(Instructions to follow):
Your task is to count the lines of the entries below that include the word "text" and to give only the resulting number.

========================================

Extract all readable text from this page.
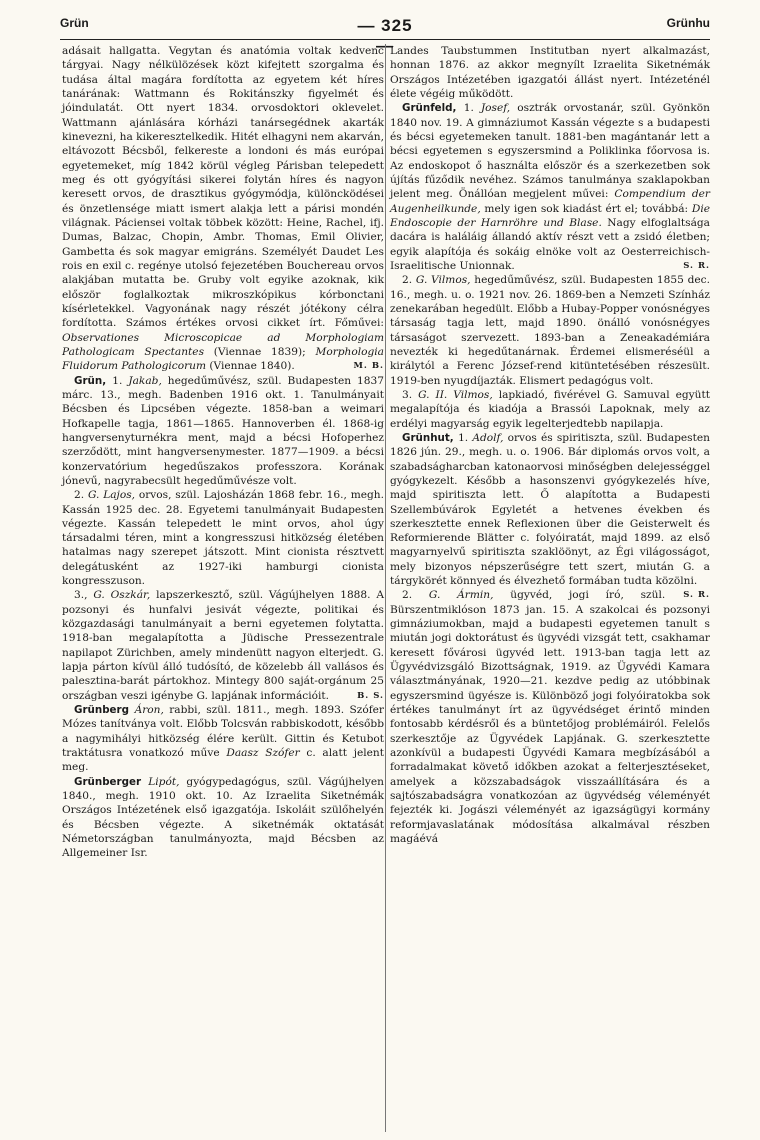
Grün	— 325 —
Grünhu

adásait hallgatta. Vegytan és anatómia voltak kedvenc tárgyai. Nagy nélkülözések közt kifejtett szorgalma és tudása által magára fordította az egyetem két híres tanárának: Wattmann és Rokitánszky figyelmét és jóindulatát. Ott nyert 1834. orvosdoktori oklevelet. Wattmann ajánlására kórházi tanársegédnek akarták kinevezni, ha kikeresztelkedik. Hitét elhagyni nem akarván, eltávozott Bécsből, felkereste a londoni és más európai egyetemeket, míg 1842 körül végleg Párisban telepedett meg és ott gyógyítási sikerei folytán híres és nagyon keresett orvos, de drasztikus gyógymódja, különcködései és önzetlensége miatt ismert alakja lett a párisi mondén világnak. Páciensei voltak többek között: Heine, Rachel, ifj. Dumas, Balzac, Chopin, Ambr. Thomas, Emil Olivier, Gambetta és sok magyar emigráns. Személyét Daudet Les rois en exil c. regénye utolsó fejezetében Bouchereau orvos alakjában mutatta be. Gruby volt egyike azoknak, kik először foglalkoztak mikroszkópikus kórbonctani kísérletekkel. Vagyonának nagy részét jótékony célra fordította. Számos értékes orvosi cikket írt. Főművei: Observationes Microscopicae ad Morphologiam Pathologicam Spectantes (Viennae 1839); Morphologia Fluidorum Pathologicorum (Viennae 1840).	M. B.

Grün, 1. Jakab, hegedűművész, szül. Budapesten 1837 márc. 13., megh. Badenben 1916 okt. 1. Tanulmányait Bécsben és Lipcsében végezte. 1858-ban a weimari Hofkapelle tagja, 1861—1865. Hannoverben él. 1868-ig hangversenyturnékra ment, majd a bécsi Hofoperhez szerződött, mint hangversenymester. 1877—1909. a bécsi konzervatórium hegedűszakos professzora. Korának jónevű, nagyrabecsült hegedűművésze volt.

2. G. Lajos, orvos, szül. Lajosházán 1868 febr. 16., megh. Kassán 1925 dec. 28. Egyetemi tanulmányait Budapesten végezte. Kassán telepedett le mint orvos, ahol úgy társadalmi téren, mint a kongresszusi hitközség életében hatalmas nagy szerepet játszott. Mint cionista résztvett delegátusként az 1927-iki hamburgi cionista kongresszuson.

3., G. Oszkár, lapszerkesztő, szül. Vágújhelyen 1888. A pozsonyi és hunfalvi jesivát végezte, politikai és közgazdasági tanulmányait a berni egyetemen folytatta. 1918-ban megalapította a Jüdische Pressezentrale napilapot Zürichben, amely mindenütt nagyon elterjedt. G. lapja párton kívül álló tudósító, de közelebb áll vallásos és palesztina-barát pártokhoz. Mintegy 800 saját-orgánum 25 országban veszi igénybe G. lapjának információit.	B. S.

Grünberg Áron, rabbi, szül. 1811., megh. 1893. Szófer Mózes tanítványa volt. Előbb Tolcsván rabbiskodott, később a nagymihályi hitközség élére került. Gittin és Ketubot traktátusra vonatkozó műve Daasz Szófer c. alatt jelent meg.

Grünberger Lipót, gyógypedagógus, szül. Vágújhelyen 1840., megh. 1910 okt. 10. Az Izraelita Siketnémák Országos Intézetének első igazgatója. Iskoláit szülőhelyén és Bécsben végezte. A siketnémák oktatását Németországban tanulmányozta, majd Bécsben az Allgemeiner Isr.

Landes Taubstummen Institutban nyert alkalmazást, honnan 1876. az akkor megnyílt Izraelita Siketnémák Országos Intézetében igazgatói állást nyert. Intézeténél élete végéig működött.

Grünfeld, 1. Josef, osztrák orvostanár, szül. Gyönkön 1840 nov. 19. A gimnáziumot Kassán végezte s a budapesti és bécsi egyetemeken tanult. 1881-ben magántanár lett a bécsi egyetemen s egyszersmind a Poliklinka főorvosa is. Az endoskopot ő használta először és a szerkezetben sok újítás fűződik nevéhez. Számos tanulmánya szaklapokban jelent meg. Önállóan megjelent művei: Compendium der Augenheilkunde, mely igen sok kiadást ért el; továbbá: Die Endoscopie der Harnröhre und Blase. Nagy elfoglaltsága dacára is haláláig állandó aktív részt vett a zsidó életben; egyik alapítója és sokáig elnöke volt az Oesterreichisch-Israelitische Unionnak.	S. R.

2. G. Vilmos, hegedűművész, szül. Budapesten 1855 dec. 16., megh. u. o. 1921 nov. 26. 1869-ben a Nemzeti Színház zenekarában hegedült. Előbb a Hubay-Popper vonósnégyes társaság tagja lett, majd 1890. önálló vonósnégyes társaságot szervezett. 1893-ban a Zeneakadémiára nevezték ki hegedűtanárnak. Érdemei elismeréséül a királytól a Ferenc József-rend kitüntetésében részesült. 1919-ben nyugdíjazták. Elismert pedagógus volt.

3. G. II. Vilmos, lapkiadó, fivérével G. Samuval együtt megalapítója és kiadója a Brassói Lapoknak, mely az erdélyi magyarság egyik legelterjedtebb napilapja.

Grünhut, 1. Adolf, orvos és spiritiszta, szül. Budapesten 1826 jún. 29., megh. u. o. 1906. Bár diplomás orvos volt, a szabadságharcban katonaorvosi minőségben delejességgel gyógykezelt. Később a hasonszenvi gyógykezelés híve, majd spiritiszta lett. Ő alapította a Budapesti Szellembúvárok Egyletét a hetvenes években és szerkesztette ennek Reflexionen über die Geisterwelt és Reformierende Blätter c. folyóiratát, majd 1899. az első magyarnyelvű spiritiszta szaklöönyt, az Égi világosságot, mely bizonyos népszerűségre tett szert, miután G. a tárgykörét könnyed és élvezhető formában tudta közölni.
S. R.

2. G. Ármin, ügyvéd, jogi író, szül. Bürszentmiklóson 1873 jan. 15. A szakolcai és pozsonyi gimnáziumokban, majd a budapesti egyetemen tanult s miután jogi doktorátust és ügyvédi vizsgát tett, csakhamar keresett fővárosi ügyvéd lett. 1913-ban tagja lett az Ügyvédvizsgáló Bizottságnak, 1919. az Ügyvédi Kamara választmányának, 1920—21. kezdve pedig az utóbbinak egyszersmind ügyésze is. Különböző jogi folyóiratokba sok értékes tanulmányt írt az ügyvédséget érintő minden fontosabb kérdésről és a büntetőjog problémáiról. Felelős szerkesztője az Ügyvédek Lapjának. G. szerkesztette azonkívül a budapesti Ügyvédi Kamara megbízásából a forradalmakat követő időkben azokat a felterjesztéseket, amelyek a közszabadságok visszaállítására és a sajtószabadságra vonatkozóan az ügyvédség véleményét fejezték ki. Jogászi véleményét az igazságügyi kormány reformjavaslatának módosítása alkalmával részben magáévá
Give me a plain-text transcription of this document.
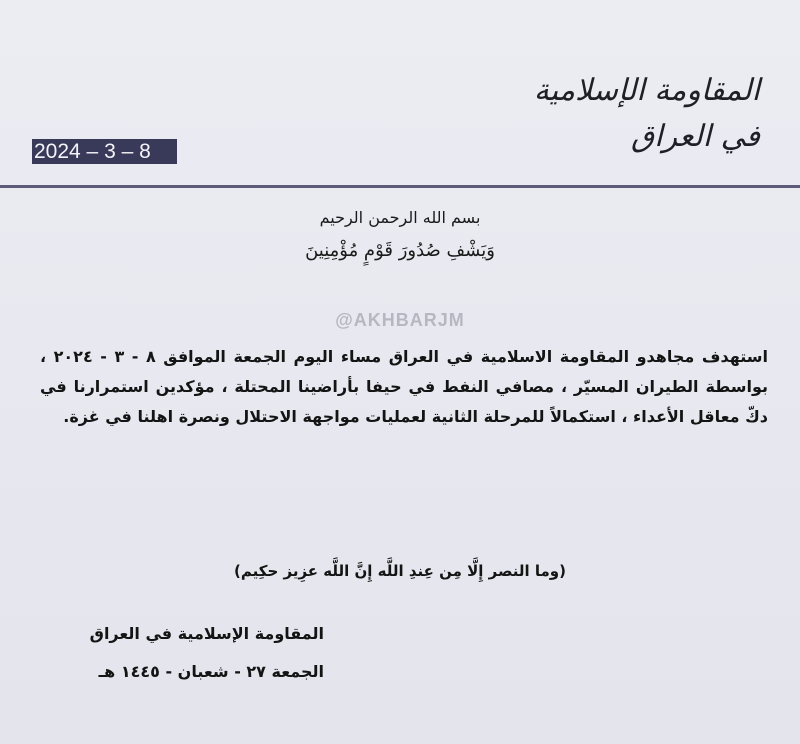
المقاومة الإسلامية في العراق
2024 – 3 – 8
بسم الله الرحمن الرحيم
وَيَشْفِ صُدُورَ قَوْمٍ مُؤْمِنِينَ
@AKHBARJM
استهدف مجاهدو المقاومة الاسلامية في العراق مساء اليوم الجمعة الموافق ٨ - ٣ - ٢٠٢٤ ، بواسطة الطيران المسيّر ، مصافي النفط في حيفا بأراضينا المحتلة ، مؤكدين استمرارنا في دكّ معاقل الأعداء ، استكمالاً للمرحلة الثانية لعمليات مواجهة الاحتلال ونصرة اهلنا في غزة.
(وما النصر إِلَّا مِن عِندِ اللَّه إِنَّ اللَّه عزِيز حكِيم)
المقاومة الإسلامية في العراق
الجمعة ٢٧ - شعبان - ١٤٤٥ هـ
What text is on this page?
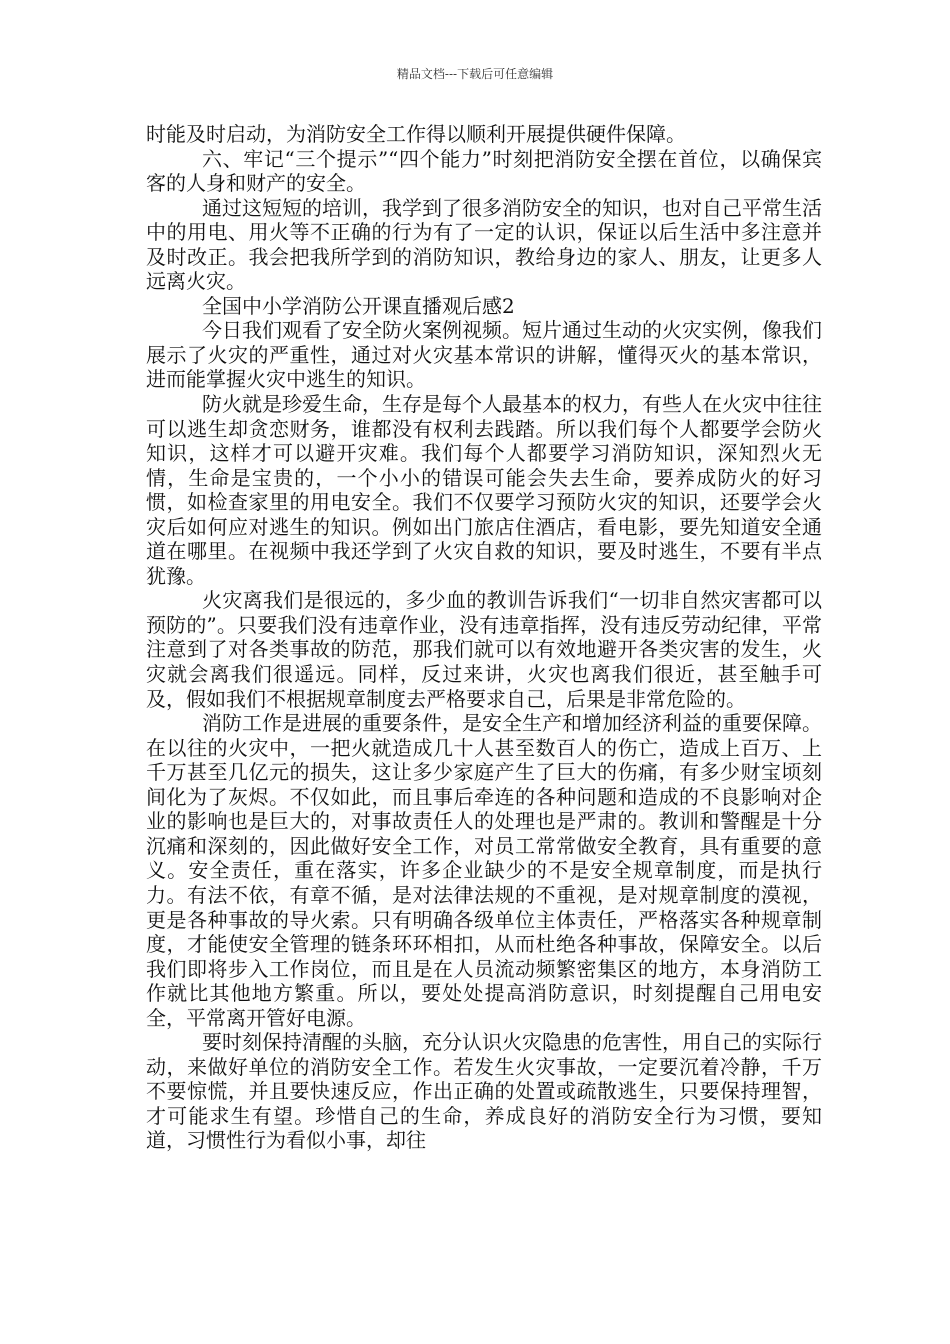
精品文档---下载后可任意编辑

时能及时启动，为消防安全工作得以顺利开展提供硬件保障。

六、牢记“三个提示”“四个能力”时刻把消防安全摆在首位，以确保宾客的人身和财产的安全。

通过这短短的培训，我学到了很多消防安全的知识，也对自己平常生活中的用电、用火等不正确的行为有了一定的认识，保证以后生活中多注意并及时改正。我会把我所学到的消防知识，教给身边的家人、朋友，让更多人远离火灾。

全国中小学消防公开课直播观后感2

今日我们观看了安全防火案例视频。短片通过生动的火灾实例，像我们展示了火灾的严重性，通过对火灾基本常识的讲解，懂得灭火的基本常识，进而能掌握火灾中逃生的知识。

防火就是珍爱生命，生存是每个人最基本的权力，有些人在火灾中往往可以逃生却贪恋财务，谁都没有权利去践踏。所以我们每个人都要学会防火知识，这样才可以避开灾难。我们每个人都要学习消防知识，深知烈火无情，生命是宝贵的，一个小小的错误可能会失去生命，要养成防火的好习惯，如检查家里的用电安全。我们不仅要学习预防火灾的知识，还要学会火灾后如何应对逃生的知识。例如出门旅店住酒店，看电影，要先知道安全通道在哪里。在视频中我还学到了火灾自救的知识，要及时逃生，不要有半点犹豫。

火灾离我们是很远的，多少血的教训告诉我们“一切非自然灾害都可以预防的”。只要我们没有违章作业，没有违章指挥，没有违反劳动纪律，平常注意到了对各类事故的防范，那我们就可以有效地避开各类灾害的发生，火灾就会离我们很遥远。同样，反过来讲，火灾也离我们很近，甚至触手可及，假如我们不根据规章制度去严格要求自己，后果是非常危险的。

消防工作是进展的重要条件，是安全生产和增加经济利益的重要保障。在以往的火灾中，一把火就造成几十人甚至数百人的伤亡，造成上百万、上千万甚至几亿元的损失，这让多少家庭产生了巨大的伤痛，有多少财宝顷刻间化为了灰烬。不仅如此，而且事后牵连的各种问题和造成的不良影响对企业的影响也是巨大的，对事故责任人的处理也是严肃的。教训和警醒是十分沉痛和深刻的，因此做好安全工作，对员工常常做安全教育，具有重要的意义。安全责任，重在落实，许多企业缺少的不是安全规章制度，而是执行力。有法不依，有章不循，是对法律法规的不重视，是对规章制度的漠视，更是各种事故的导火索。只有明确各级单位主体责任，严格落实各种规章制度，才能使安全管理的链条环环相扣，从而杜绝各种事故，保障安全。以后我们即将步入工作岗位，而且是在人员流动频繁密集区的地方，本身消防工作就比其他地方繁重。所以，要处处提高消防意识，时刻提醒自己用电安全，平常离开管好电源。

要时刻保持清醒的头脑，充分认识火灾隐患的危害性，用自己的实际行动，来做好单位的消防安全工作。若发生火灾事故，一定要沉着冷静，千万不要惊慌，并且要快速反应，作出正确的处置或疏散逃生，只要保持理智，才可能求生有望。珍惜自己的生命，养成良好的消防安全行为习惯，要知道，习惯性行为看似小事，却往
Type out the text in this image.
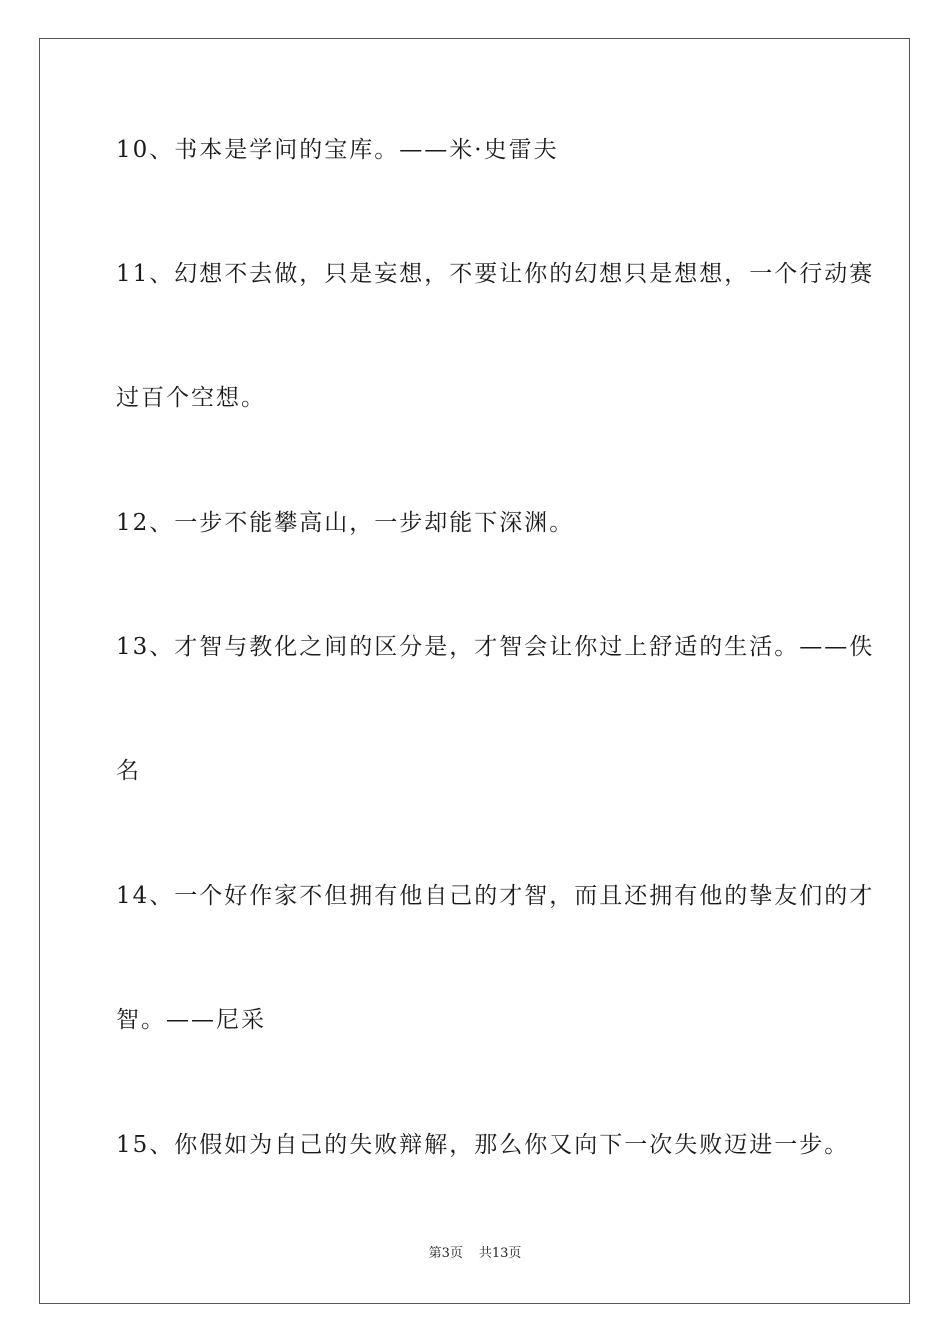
10、书本是学问的宝库。——米·史雷夫
11、幻想不去做，只是妄想，不要让你的幻想只是想想，一个行动赛
过百个空想。
12、一步不能攀高山，一步却能下深渊。
13、才智与教化之间的区分是，才智会让你过上舒适的生活。——佚
名
14、一个好作家不但拥有他自己的才智，而且还拥有他的挚友们的才
智。——尼采
15、你假如为自己的失败辩解，那么你又向下一次失败迈进一步。
第3页 共13页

========================================

(Problem solution):
4